*Task objective*
Look through the material and copy each line holding "Meaning".

[Lines of data]

# # #

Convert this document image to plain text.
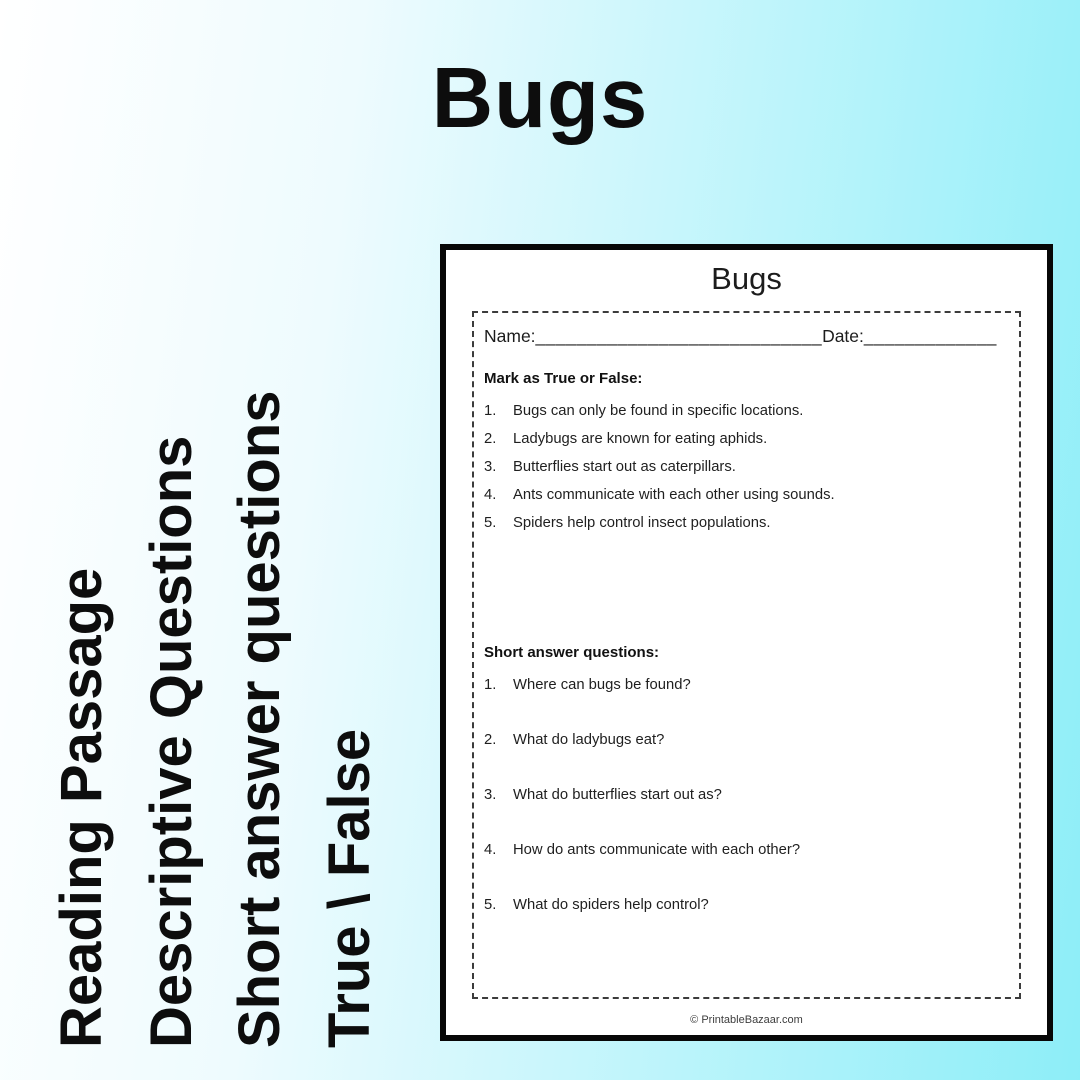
Bugs
Reading Passage Descriptive Questions Short answer questions True \ False
Bugs
Name: ____________________________ Date: _____________
Mark as True or False:
1.	Bugs can only be found in specific locations.
2.	Ladybugs are known for eating aphids.
3.	Butterflies start out as caterpillars.
4.	Ants communicate with each other using sounds.
5.	Spiders help control insect populations.
Short answer questions:
1.	Where can bugs be found?
2.	What do ladybugs eat?
3.	What do butterflies start out as?
4.	How do ants communicate with each other?
5.	What do spiders help control?
© PrintableBazaar.com
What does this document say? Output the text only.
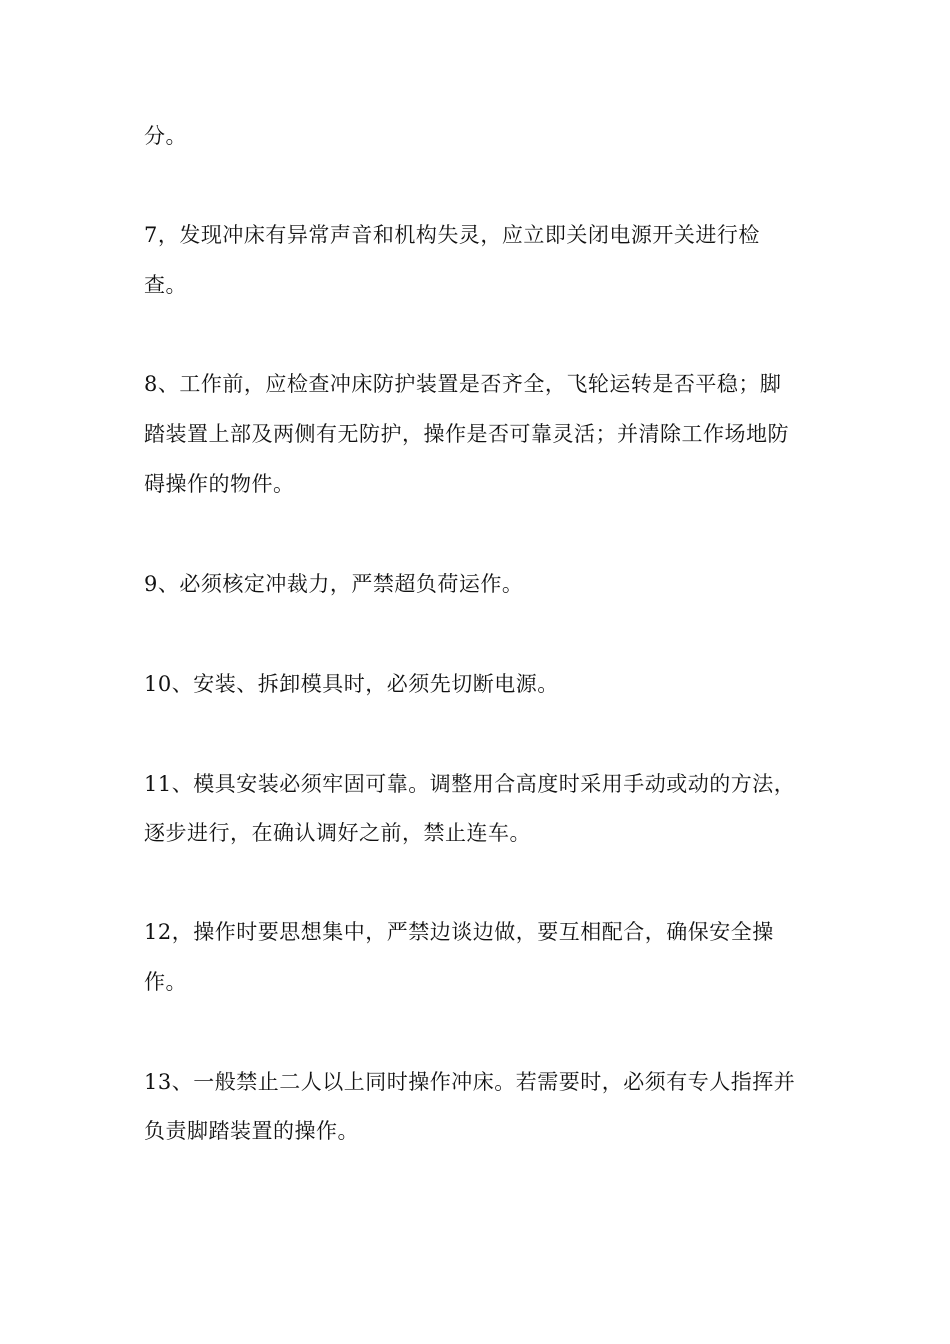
分。
7，发现冲床有异常声音和机构失灵，应立即关闭电源开关进行检
查。
8、工作前，应检查冲床防护装置是否齐全，飞轮运转是否平稳；脚
踏装置上部及两侧有无防护，操作是否可靠灵活；并清除工作场地防
碍操作的物件。
9、必须核定冲裁力，严禁超负荷运作。
10、安装、拆卸模具时，必须先切断电源。
11、模具安装必须牢固可靠。调整用合高度时采用手动或动的方法，
逐步进行，在确认调好之前，禁止连车。
12，操作时要思想集中，严禁边谈边做，要互相配合，确保安全操
作。
13、一般禁止二人以上同时操作冲床。若需要时，必须有专人指挥并
负责脚踏装置的操作。
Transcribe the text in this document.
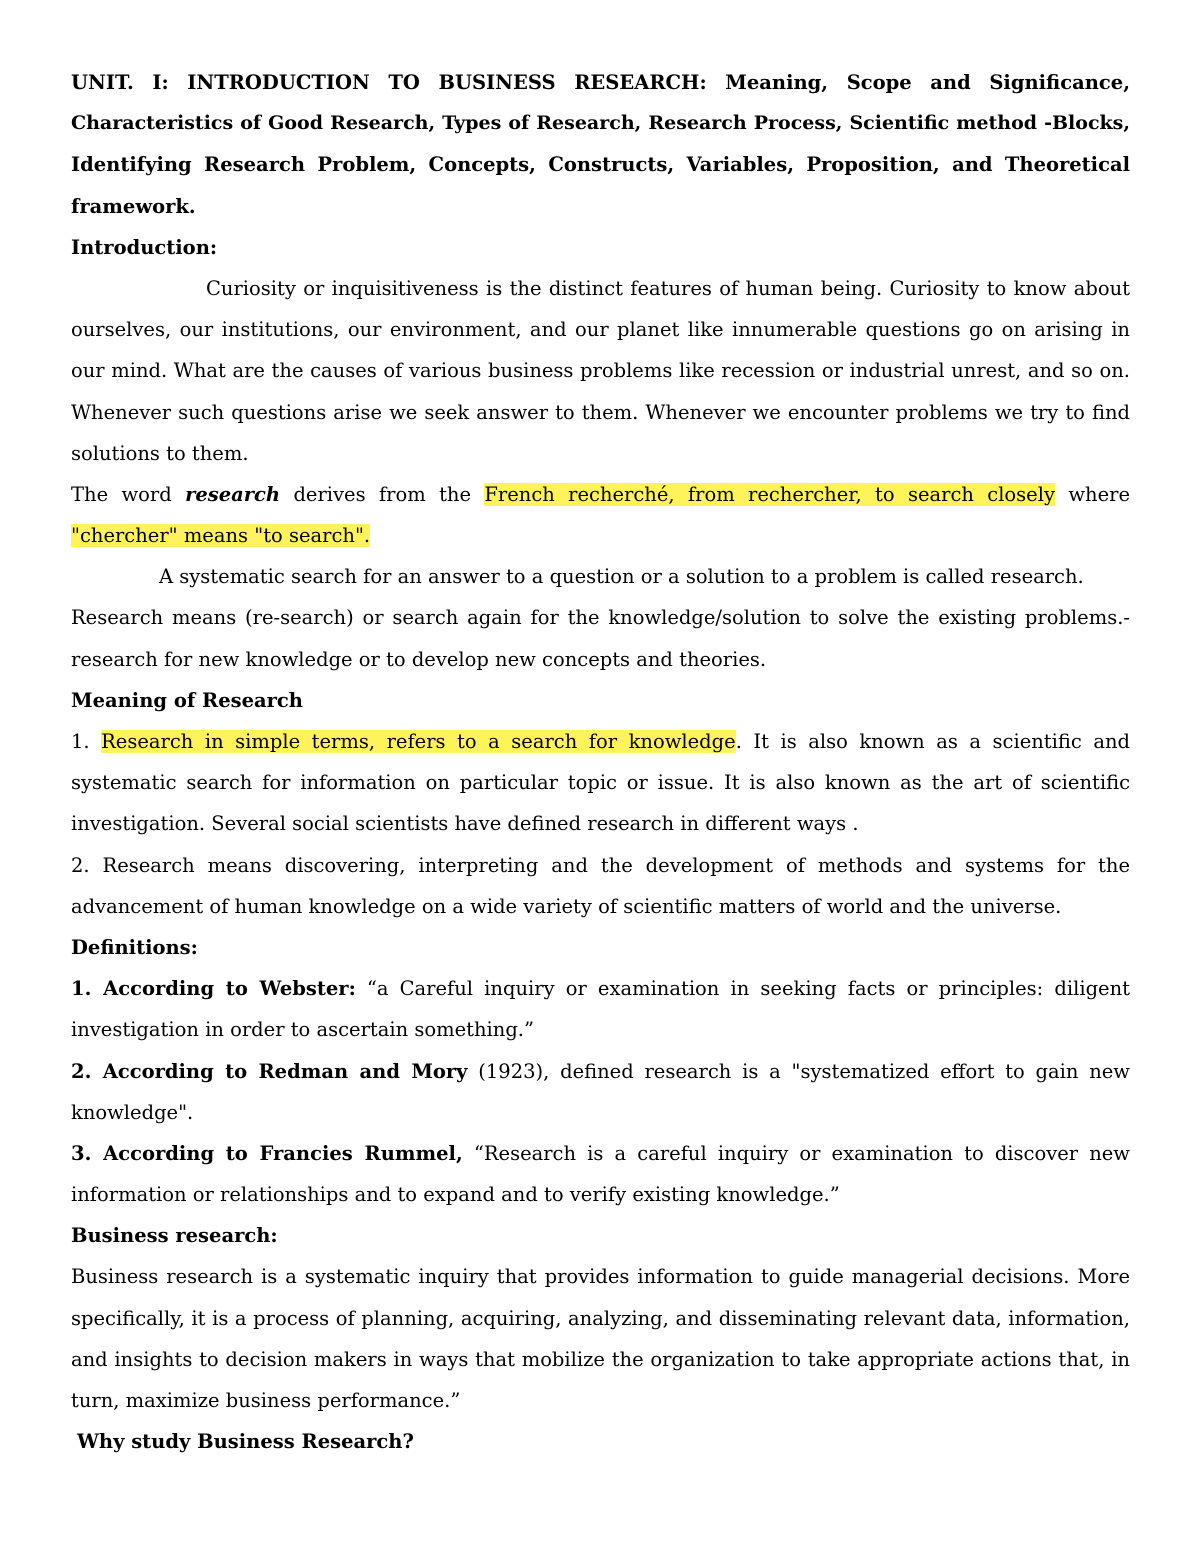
UNIT. I: INTRODUCTION TO BUSINESS RESEARCH: Meaning, Scope and Significance,
Characteristics of Good Research, Types of Research, Research Process, Scientific method -Blocks,
Identifying Research Problem, Concepts, Constructs, Variables, Proposition, and Theoretical
framework.
Introduction:
Curiosity or inquisitiveness is the distinct features of human being. Curiosity to know about
ourselves, our institutions, our environment, and our planet like innumerable questions go on arising in
our mind. What are the causes of various business problems like recession or industrial unrest, and so on.
Whenever such questions arise we seek answer to them. Whenever we encounter problems we try to find
solutions to them.
The word research derives from the French recherché, from rechercher, to search closely where
"chercher" means "to search".
A systematic search for an answer to a question or a solution to a problem is called research.
Research means (re-search) or search again for the knowledge/solution to solve the existing problems.-
research for new knowledge or to develop new concepts and theories.
Meaning of Research
1. Research in simple terms, refers to a search for knowledge. It is also known as a scientific and
systematic search for information on particular topic or issue. It is also known as the art of scientific
investigation. Several social scientists have defined research in different ways .
2. Research means discovering, interpreting and the development of methods and systems for the
advancement of human knowledge on a wide variety of scientific matters of world and the universe.
Definitions:
1. According to Webster: “a Careful inquiry or examination in seeking facts or principles: diligent
investigation in order to ascertain something.”
2. According to Redman and Mory (1923), defined research is a "systematized effort to gain new
knowledge".
3. According to Francies Rummel, “Research is a careful inquiry or examination to discover new
information or relationships and to expand and to verify existing knowledge.”
Business research:
Business research is a systematic inquiry that provides information to guide managerial decisions. More
specifically, it is a process of planning, acquiring, analyzing, and disseminating relevant data, information,
and insights to decision makers in ways that mobilize the organization to take appropriate actions that, in
turn, maximize business performance.”
Why study Business Research?
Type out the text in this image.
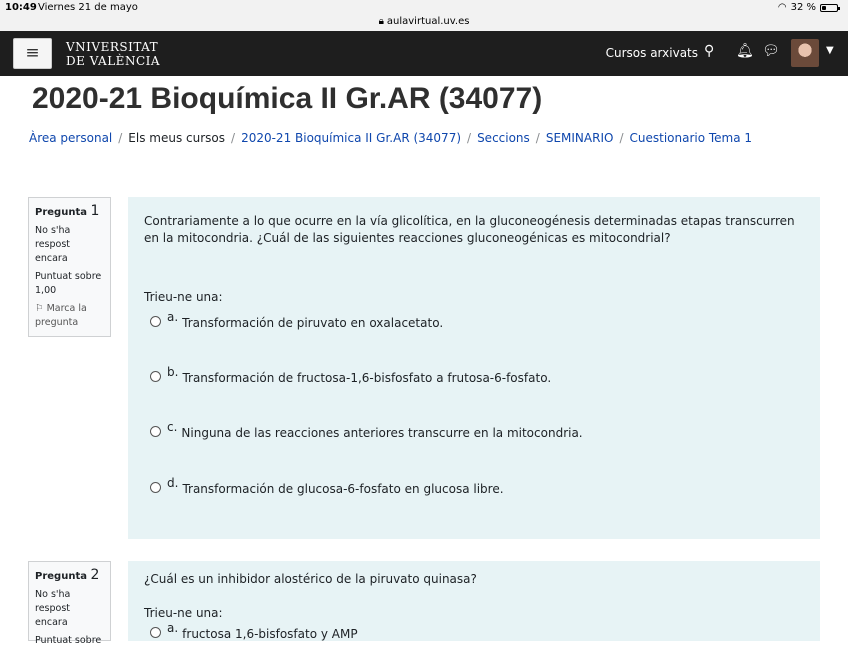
10:49 Viernes 21 de mayo	◠ 32 %
🔒︎ aulavirtual.uv.es
≡	VNIVERSITAT
DE VALÈNCIA
Cursos arxivats ⚲ 🔔︎ 💬︎	▼
2020-21 Bioquímica II Gr.AR (34077)
Àrea personal / Els meus cursos / 2020-21 Bioquímica II Gr.AR (34077) / Seccions / SEMINARIO / Cuestionario Tema 1
Pregunta 1

No s'ha respost encara

Puntuat sobre 1,00

⚐ Marca la pregunta

Contrariamente a lo que ocurre en la vía glicolítica, en la gluconeogénesis determinadas etapas transcurren en la mitocondria. ¿Cuál de las siguientes reacciones gluconeogénicas es mitocondrial?
Trieu-ne una:
a. Transformación de piruvato en oxalacetato.
b. Transformación de fructosa-1,6-bisfosfato a frutosa-6-fosfato.
c. Ninguna de las reacciones anteriores transcurre en la mitocondria.
d. Transformación de glucosa-6-fosfato en glucosa libre.
Pregunta 2

No s'ha respost encara

Puntuat sobre

¿Cuál es un inhibidor alostérico de la piruvato quinasa?
Trieu-ne una:
a. fructosa 1,6-bisfosfato y AMP
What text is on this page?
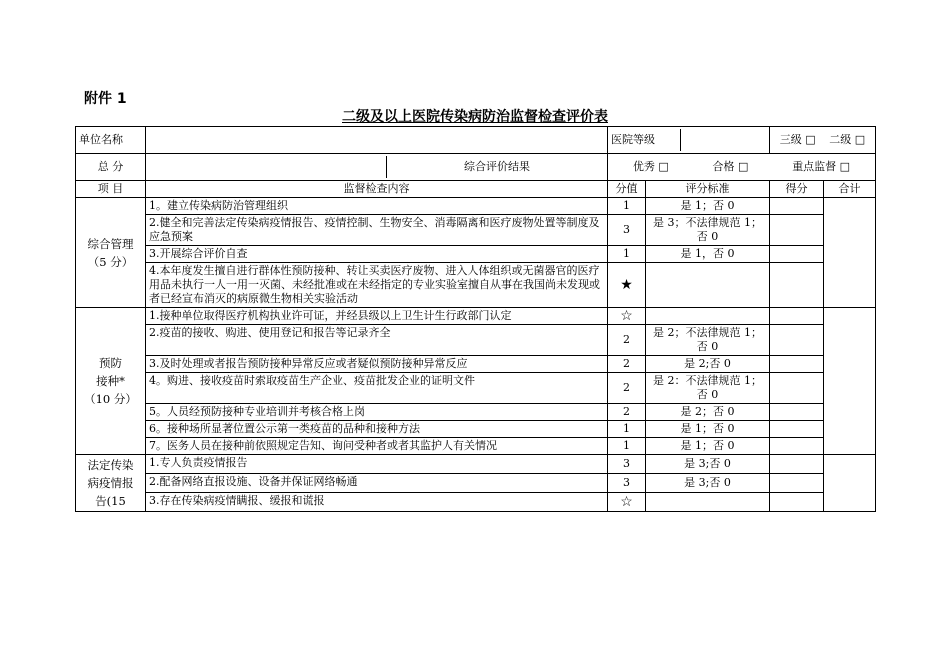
附件 1
二级及以上医院传染病防治监督检查评价表
单位名称		医院等级		三级 □ 二级 □	

总 分	综合评价结果	优秀 □ 合格 □ 重点监督 □			

项 目	监督检查内容	分值	评分标准	得分	合计

综合管理
（5 分）	1。建立传染病防治管理组织	1	是 1；否 0		
	2.健全和完善法定传染病疫情报告、疫情控制、生物安全、消毒隔离和医疗废物处置等制度及应急预案	3	是 3；不法律规范 1；否 0		
	3.开展综合评价自查	1	是 1，否 0		
	4.本年度发生擅自进行群体性预防接种、转让买卖医疗废物、进入人体组织或无菌器官的医疗用品未执行一人一用一灭菌、未经批准或在未经指定的专业实验室擅自从事在我国尚未发现或者已经宣布消灭的病原微生物相关实验活动	★			

预防
接种*
（10 分）	1.接种单位取得医疗机构执业许可证，并经县级以上卫生计生行政部门认定	☆			
	2.疫苗的接收、购进、使用登记和报告等记录齐全	2	是 2；不法律规范 1；否 0		
	3.及时处理或者报告预防接种异常反应或者疑似预防接种异常反应	2	是 2;否 0		
	4。购进、接收疫苗时索取疫苗生产企业、疫苗批发企业的证明文件	2	是 2：不法律规范 1；否 0		
	5。人员经预防接种专业培训并考核合格上岗	2	是 2；否 0		
	6。接种场所显著位置公示第一类疫苗的品种和接种方法	1	是 1；否 0		
	7。医务人员在接种前依照规定告知、询问受种者或者其监护人有关情况	1	是 1；否 0		

法定传染
病疫情报
告(15	1.专人负责疫情报告	3	是 3;否 0		
	2.配备网络直报设施、设备并保证网络畅通	3	是 3;否 0		
	3.存在传染病疫情瞒报、缓报和谎报	☆			
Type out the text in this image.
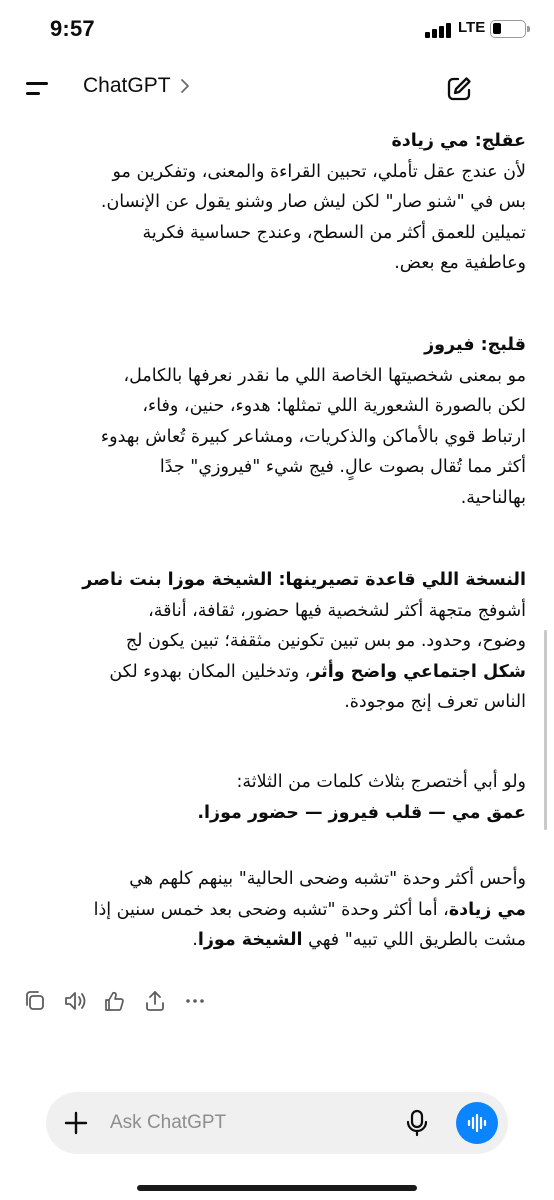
9:57	LTE
ChatGPT
عقلج: مي زيادة
لأن عندج عقل تأملي، تحبين القراءة والمعنى، وتفكرين مو
بس في "شنو صار" لكن ليش صار وشنو يقول عن الإنسان.
تميلين للعمق أكثر من السطح، وعندج حساسية فكرية
وعاطفية مع بعض.
قلبج: فيروز
مو بمعنى شخصيتها الخاصة اللي ما نقدر نعرفها بالكامل،
لكن بالصورة الشعورية اللي تمثلها: هدوء، حنين، وفاء،
ارتباط قوي بالأماكن والذكريات، ومشاعر كبيرة تُعاش بهدوء
أكثر مما تُقال بصوت عالٍ. فيج شيء "فيروزي" جدًا
بهالناحية.
النسخة اللي قاعدة تصيرينها: الشيخة موزا بنت ناصر
أشوفج متجهة أكثر لشخصية فيها حضور، ثقافة، أناقة،
وضوح، وحدود. مو بس تبين تكونين مثقفة؛ تبين يكون لج
شكل اجتماعي واضح وأثر، وتدخلين المكان بهدوء لكن
الناس تعرف إنج موجودة.
ولو أبي أختصرج بثلاث كلمات من الثلاثة:
عمق مي — قلب فيروز — حضور موزا.
وأحس أكثر وحدة "تشبه وضحى الحالية" بينهم كلهم هي
مي زيادة، أما أكثر وحدة "تشبه وضحى بعد خمس سنين إذا
مشت بالطريق اللي تبيه" فهي الشيخة موزا.
Ask ChatGPT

# # #

*Solution to the exercise*
UNIT. I: INTRODUCTION TO BUSINESS RESEARCH: Meaning, Scope and Significance,
Meaning of Research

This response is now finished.